TO BE DONE:
Output only the lines from the one holding "Give me a plain-text" to the end of the data below, please, copied exactly.

====== DATA SHOWN ======

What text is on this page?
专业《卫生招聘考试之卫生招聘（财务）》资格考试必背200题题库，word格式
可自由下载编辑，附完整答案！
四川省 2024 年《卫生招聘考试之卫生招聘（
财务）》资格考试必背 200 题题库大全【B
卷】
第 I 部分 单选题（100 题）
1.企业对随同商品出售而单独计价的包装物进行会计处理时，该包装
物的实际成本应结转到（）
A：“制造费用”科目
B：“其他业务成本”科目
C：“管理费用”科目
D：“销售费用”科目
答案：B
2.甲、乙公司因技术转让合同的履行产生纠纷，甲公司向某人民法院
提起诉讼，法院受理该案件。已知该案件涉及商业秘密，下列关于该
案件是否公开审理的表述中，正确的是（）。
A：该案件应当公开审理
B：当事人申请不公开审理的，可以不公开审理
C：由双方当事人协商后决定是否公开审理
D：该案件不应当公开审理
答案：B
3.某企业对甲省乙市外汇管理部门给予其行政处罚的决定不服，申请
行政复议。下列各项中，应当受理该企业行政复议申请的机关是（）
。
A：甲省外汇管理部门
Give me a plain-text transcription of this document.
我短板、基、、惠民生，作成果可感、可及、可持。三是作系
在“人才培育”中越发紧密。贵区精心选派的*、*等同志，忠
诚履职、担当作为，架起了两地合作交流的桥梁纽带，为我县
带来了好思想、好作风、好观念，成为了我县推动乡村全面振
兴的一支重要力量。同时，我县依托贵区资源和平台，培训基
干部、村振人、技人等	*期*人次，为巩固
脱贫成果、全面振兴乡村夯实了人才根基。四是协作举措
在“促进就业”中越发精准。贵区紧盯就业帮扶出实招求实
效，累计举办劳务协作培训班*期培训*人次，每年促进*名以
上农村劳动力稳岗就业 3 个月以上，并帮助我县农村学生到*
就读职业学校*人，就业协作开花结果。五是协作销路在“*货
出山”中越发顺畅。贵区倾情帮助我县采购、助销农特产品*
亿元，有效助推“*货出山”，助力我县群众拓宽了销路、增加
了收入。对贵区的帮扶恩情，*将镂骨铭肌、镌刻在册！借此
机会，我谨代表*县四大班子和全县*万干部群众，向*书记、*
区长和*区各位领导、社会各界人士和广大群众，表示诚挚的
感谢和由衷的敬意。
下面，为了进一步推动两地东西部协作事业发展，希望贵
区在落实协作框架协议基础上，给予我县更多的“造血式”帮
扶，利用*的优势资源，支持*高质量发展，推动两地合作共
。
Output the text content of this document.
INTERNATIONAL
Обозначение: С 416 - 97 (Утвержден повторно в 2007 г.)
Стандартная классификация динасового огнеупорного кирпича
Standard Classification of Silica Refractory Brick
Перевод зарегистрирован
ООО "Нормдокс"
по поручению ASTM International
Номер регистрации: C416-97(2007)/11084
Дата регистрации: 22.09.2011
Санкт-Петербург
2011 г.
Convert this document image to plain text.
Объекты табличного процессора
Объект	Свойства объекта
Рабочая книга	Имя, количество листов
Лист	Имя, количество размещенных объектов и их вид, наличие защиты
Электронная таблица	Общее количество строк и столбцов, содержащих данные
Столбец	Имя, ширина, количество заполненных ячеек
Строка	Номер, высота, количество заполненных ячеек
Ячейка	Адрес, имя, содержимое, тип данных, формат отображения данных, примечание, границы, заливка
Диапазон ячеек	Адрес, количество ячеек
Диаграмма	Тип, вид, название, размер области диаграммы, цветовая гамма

======

PROBLEM SOLUTION:
Give me a plain-text transcription of this document.
我短板、基、、惠民生，作成果可感、可及、可持。三是作系
在“人才培育”中越发紧密。贵区精心选派的*、*等同志，忠
诚履职、担当作为，架起了两地合作交流的桥梁纽带，为我县
带来了好思想、好作风、好观念，成为了我县推动乡村全面振
兴的一支重要力量。同时，我县依托贵区资源和平台，培训基
干部、村振人、技人等	*期*人次，为巩固
脱贫成果、全面振兴乡村夯实了人才根基。四是协作举措
在“促进就业”中越发精准。贵区紧盯就业帮扶出实招求实
效，累计举办劳务协作培训班*期培训*人次，每年促进*名以
上农村劳动力稳岗就业 3 个月以上，并帮助我县农村学生到*
就读职业学校*人，就业协作开花结果。五是协作销路在“*货
出山”中越发顺畅。贵区倾情帮助我县采购、助销农特产品*
亿元，有效助推“*货出山”，助力我县群众拓宽了销路、增加
了收入。对贵区的帮扶恩情，*将镂骨铭肌、镌刻在册！借此
机会，我谨代表*县四大班子和全县*万干部群众，向*书记、*
区长和*区各位领导、社会各界人士和广大群众，表示诚挚的
感谢和由衷的敬意。
下面，为了进一步推动两地东西部协作事业发展，希望贵
区在落实协作框架协议基础上，给予我县更多的“造血式”帮
扶，利用*的优势资源，支持*高质量发展，推动两地合作共
。
Output the text content of this document.
INTERNATIONAL
Обозначение: С 416 - 97 (Утвержден повторно в 2007 г.)
Стандартная классификация динасового огнеупорного кирпича
Standard Classification of Silica Refractory Brick
Перевод зарегистрирован
ООО "Нормдокс"
по поручению ASTM International
Номер регистрации: C416-97(2007)/11084
Дата регистрации: 22.09.2011
Санкт-Петербург
2011 г.
Convert this document image to plain text.
Объекты табличного процессора
Объект	Свойства объекта
Рабочая книга	Имя, количество листов
Лист	Имя, количество размещенных объектов и их вид, наличие защиты
Электронная таблица	Общее количество строк и столбцов, содержащих данные
Столбец	Имя, ширина, количество заполненных ячеек
Строка	Номер, высота, количество заполненных ячеек
Ячейка	Адрес, имя, содержимое, тип данных, формат отображения данных, примечание, границы, заливка
Диапазон ячеек	Адрес, количество ячеек
Диаграмма	Тип, вид, название, размер области диаграммы, цветовая гамма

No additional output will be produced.